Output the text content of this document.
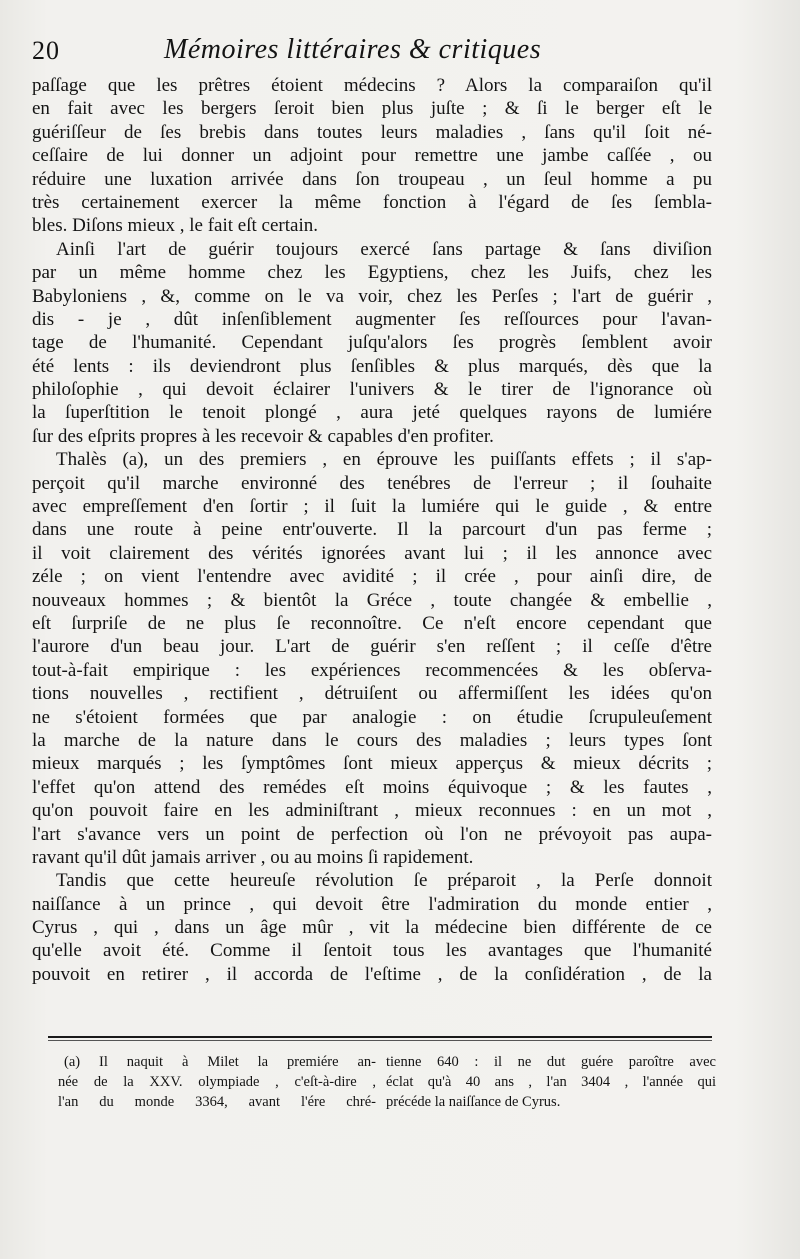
20	Mémoires littéraires & critiques
paſſage que les prêtres étoient médecins ? Alors la comparaiſon qu'il
en fait avec les bergers ſeroit bien plus juſte ; & ſi le berger eſt le
guériſſeur de ſes brebis dans toutes leurs maladies , ſans qu'il ſoit né-
ceſſaire de lui donner un adjoint pour remettre une jambe caſſée , ou
réduire une luxation arrivée dans ſon troupeau , un ſeul homme a pu
très certainement exercer la même fonction à l'égard de ſes ſembla-
bles. Diſons mieux , le fait eſt certain.
Ainſi l'art de guérir toujours exercé ſans partage & ſans diviſion
par un même homme chez les Egyptiens, chez les Juifs, chez les
Babyloniens , &, comme on le va voir, chez les Perſes ; l'art de guérir ,
dis - je , dût inſenſiblement augmenter ſes reſſources pour l'avan-
tage de l'humanité. Cependant juſqu'alors ſes progrès ſemblent avoir
été lents : ils deviendront plus ſenſibles & plus marqués, dès que la
philoſophie , qui devoit éclairer l'univers & le tirer de l'ignorance où
la ſuperſtition le tenoit plongé , aura jeté quelques rayons de lumiére
ſur des eſprits propres à les recevoir & capables d'en profiter.
Thalès (a), un des premiers , en éprouve les puiſſants effets ; il s'ap-
perçoit qu'il marche environné des tenébres de l'erreur ; il ſouhaite
avec empreſſement d'en ſortir ; il ſuit la lumiére qui le guide , & entre
dans une route à peine entr'ouverte. Il la parcourt d'un pas ferme ;
il voit clairement des vérités ignorées avant lui ; il les annonce avec
zéle ; on vient l'entendre avec avidité ; il crée , pour ainſi dire, de
nouveaux hommes ; & bientôt la Gréce , toute changée & embellie ,
eſt ſurpriſe de ne plus ſe reconnoître. Ce n'eſt encore cependant que
l'aurore d'un beau jour. L'art de guérir s'en reſſent ; il ceſſe d'être
tout-à-fait empirique : les expériences recommencées & les obſerva-
tions nouvelles , rectifient , détruiſent ou affermiſſent les idées qu'on
ne s'étoient formées que par analogie : on étudie ſcrupuleuſement
la marche de la nature dans le cours des maladies ; leurs types ſont
mieux marqués ; les ſymptômes ſont mieux apperçus & mieux décrits ;
l'effet qu'on attend des remédes eſt moins équivoque ; & les fautes ,
qu'on pouvoit faire en les adminiſtrant , mieux reconnues : en un mot ,
l'art s'avance vers un point de perfection où l'on ne prévoyoit pas aupa-
ravant qu'il dût jamais arriver , ou au moins ſi rapidement.
Tandis que cette heureuſe révolution ſe préparoit , la Perſe donnoit
naiſſance à un prince , qui devoit être l'admiration du monde entier ,
Cyrus , qui , dans un âge mûr , vit la médecine bien différente de ce
qu'elle avoit été. Comme il ſentoit tous les avantages que l'humanité
pouvoit en retirer , il accorda de l'eſtime , de la conſidération , de la
(a) Il naquit à Milet la premiére an-
née de la XXV. olympiade , c'eſt-à-dire ,
l'an du monde 3364, avant l'ére chré-
tienne 640 : il ne dut guére paroître avec
éclat qu'à 40 ans , l'an 3404 , l'année qui
précéde la naiſſance de Cyrus.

····················

WHAT THIS TASK INVOLVES>
Set the entries down again exactly. Do not include the images.

ANSWER TO THIS TASK>
Output the text content of this document.
20	Mémoires littéraires & critiques
paſſage que les prêtres étoient médecins ? Alors la comparaiſon qu'il
en fait avec les bergers ſeroit bien plus juſte ; & ſi le berger eſt le
guériſſeur de ſes brebis dans toutes leurs maladies , ſans qu'il ſoit né-
ceſſaire de lui donner un adjoint pour remettre une jambe caſſée , ou
réduire une luxation arrivée dans ſon troupeau , un ſeul homme a pu
très certainement exercer la même fonction à l'égard de ſes ſembla-
bles. Diſons mieux , le fait eſt certain.
Ainſi l'art de guérir toujours exercé ſans partage & ſans diviſion
par un même homme chez les Egyptiens, chez les Juifs, chez les
Babyloniens , &, comme on le va voir, chez les Perſes ; l'art de guérir ,
dis - je , dût inſenſiblement augmenter ſes reſſources pour l'avan-
tage de l'humanité. Cependant juſqu'alors ſes progrès ſemblent avoir
été lents : ils deviendront plus ſenſibles & plus marqués, dès que la
philoſophie , qui devoit éclairer l'univers & le tirer de l'ignorance où
la ſuperſtition le tenoit plongé , aura jeté quelques rayons de lumiére
ſur des eſprits propres à les recevoir & capables d'en profiter.
Thalès (a), un des premiers , en éprouve les puiſſants effets ; il s'ap-
perçoit qu'il marche environné des tenébres de l'erreur ; il ſouhaite
avec empreſſement d'en ſortir ; il ſuit la lumiére qui le guide , & entre
dans une route à peine entr'ouverte. Il la parcourt d'un pas ferme ;
il voit clairement des vérités ignorées avant lui ; il les annonce avec
zéle ; on vient l'entendre avec avidité ; il crée , pour ainſi dire, de
nouveaux hommes ; & bientôt la Gréce , toute changée & embellie ,
eſt ſurpriſe de ne plus ſe reconnoître. Ce n'eſt encore cependant que
l'aurore d'un beau jour. L'art de guérir s'en reſſent ; il ceſſe d'être
tout-à-fait empirique : les expériences recommencées & les obſerva-
tions nouvelles , rectifient , détruiſent ou affermiſſent les idées qu'on
ne s'étoient formées que par analogie : on étudie ſcrupuleuſement
la marche de la nature dans le cours des maladies ; leurs types ſont
mieux marqués ; les ſymptômes ſont mieux apperçus & mieux décrits ;
l'effet qu'on attend des remédes eſt moins équivoque ; & les fautes ,
qu'on pouvoit faire en les adminiſtrant , mieux reconnues : en un mot ,
l'art s'avance vers un point de perfection où l'on ne prévoyoit pas aupa-
ravant qu'il dût jamais arriver , ou au moins ſi rapidement.
Tandis que cette heureuſe révolution ſe préparoit , la Perſe donnoit
naiſſance à un prince , qui devoit être l'admiration du monde entier ,
Cyrus , qui , dans un âge mûr , vit la médecine bien différente de ce
qu'elle avoit été. Comme il ſentoit tous les avantages que l'humanité
pouvoit en retirer , il accorda de l'eſtime , de la conſidération , de la
(a) Il naquit à Milet la premiére an-
née de la XXV. olympiade , c'eſt-à-dire ,
l'an du monde 3364, avant l'ére chré-
tienne 640 : il ne dut guére paroître avec
éclat qu'à 40 ans , l'an 3404 , l'année qui
précéde la naiſſance de Cyrus.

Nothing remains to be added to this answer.